Quote the records beneath, complete and exact. Leave out images.

[START OF Working data]

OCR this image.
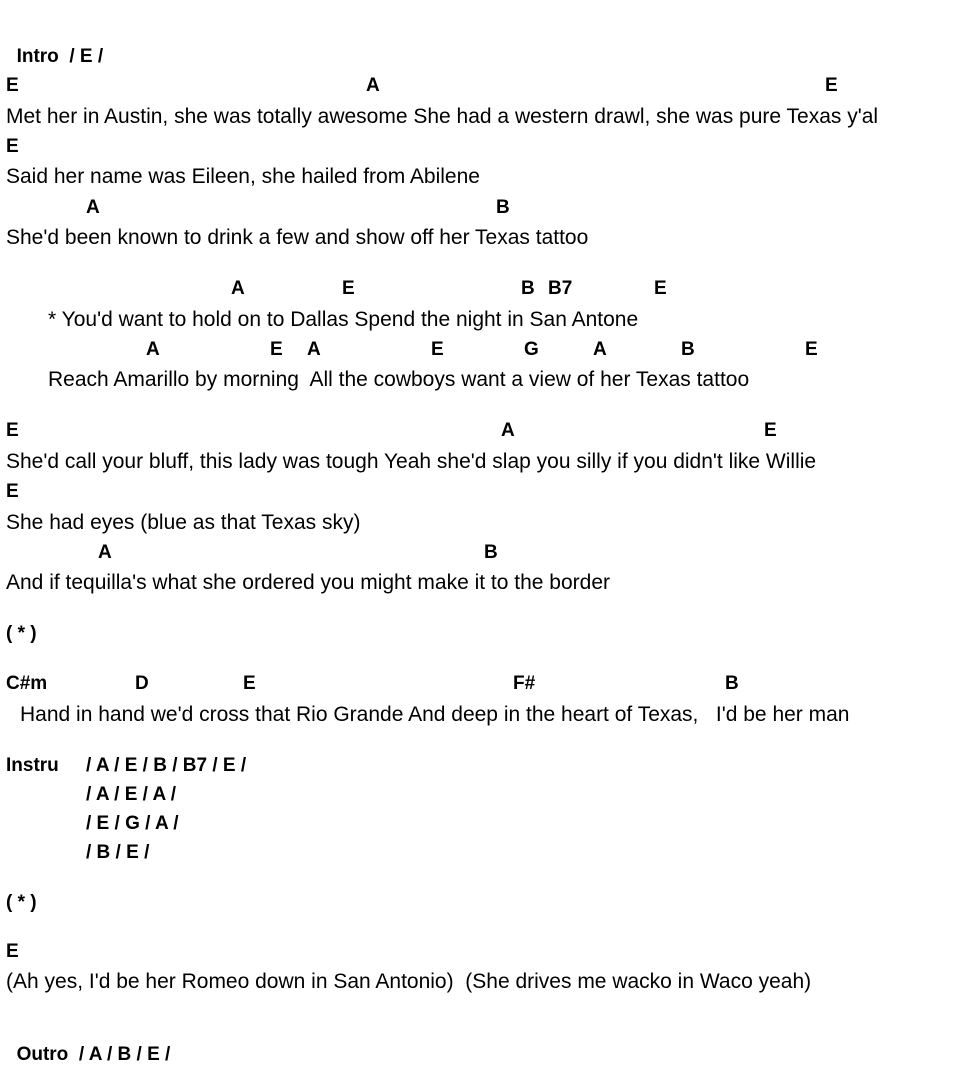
Intro / E /

E	A	E
Met her in Austin, she was totally awesome She had a western drawl, she was pure Texas y'al
E
Said her name was Eileen, she hailed from Abilene
A	B
She'd been known to drink a few and show off her Texas tattoo
A	E	B B7	E
* You'd want to hold on to Dallas Spend the night in San Antone
A	E A	E	G	A	B	E
Reach Amarillo by morning  All the cowboys want a view of her Texas tattoo
E	A	E
She'd call your bluff, this lady was tough Yeah she'd slap you silly if you didn't like Willie
E
She had eyes (blue as that Texas sky)
A	B
And if tequilla's what she ordered you might make it to the border
( * )
C#m	D	E	F#	B
Hand in hand we'd cross that Rio Grande And deep in the heart of Texas,   I'd be her man
Instru / A / E / B / B7 / E /
/ A / E / A /
/ E / G / A /
/ B / E /
( * )
E
(Ah yes, I'd be her Romeo down in San Antonio)  (She drives me wacko in Waco yeah)

Outro / A / B / E /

[END OF Working data]

■ **Correct result**:
OCR this image.
Intro / E /

E	A	E
Met her in Austin, she was totally awesome She had a western drawl, she was pure Texas y'al
E
Said her name was Eileen, she hailed from Abilene
A	B
She'd been known to drink a few and show off her Texas tattoo
A	E	B B7	E
* You'd want to hold on to Dallas Spend the night in San Antone
A	E A	E	G	A	B	E
Reach Amarillo by morning  All the cowboys want a view of her Texas tattoo
E	A	E
She'd call your bluff, this lady was tough Yeah she'd slap you silly if you didn't like Willie
E
She had eyes (blue as that Texas sky)
A	B
And if tequilla's what she ordered you might make it to the border
( * )
C#m	D	E	F#	B
Hand in hand we'd cross that Rio Grande And deep in the heart of Texas,   I'd be her man
Instru / A / E / B / B7 / E /
/ A / E / A /
/ E / G / A /
/ B / E /
( * )
E
(Ah yes, I'd be her Romeo down in San Antonio)  (She drives me wacko in Waco yeah)

Outro / A / B / E /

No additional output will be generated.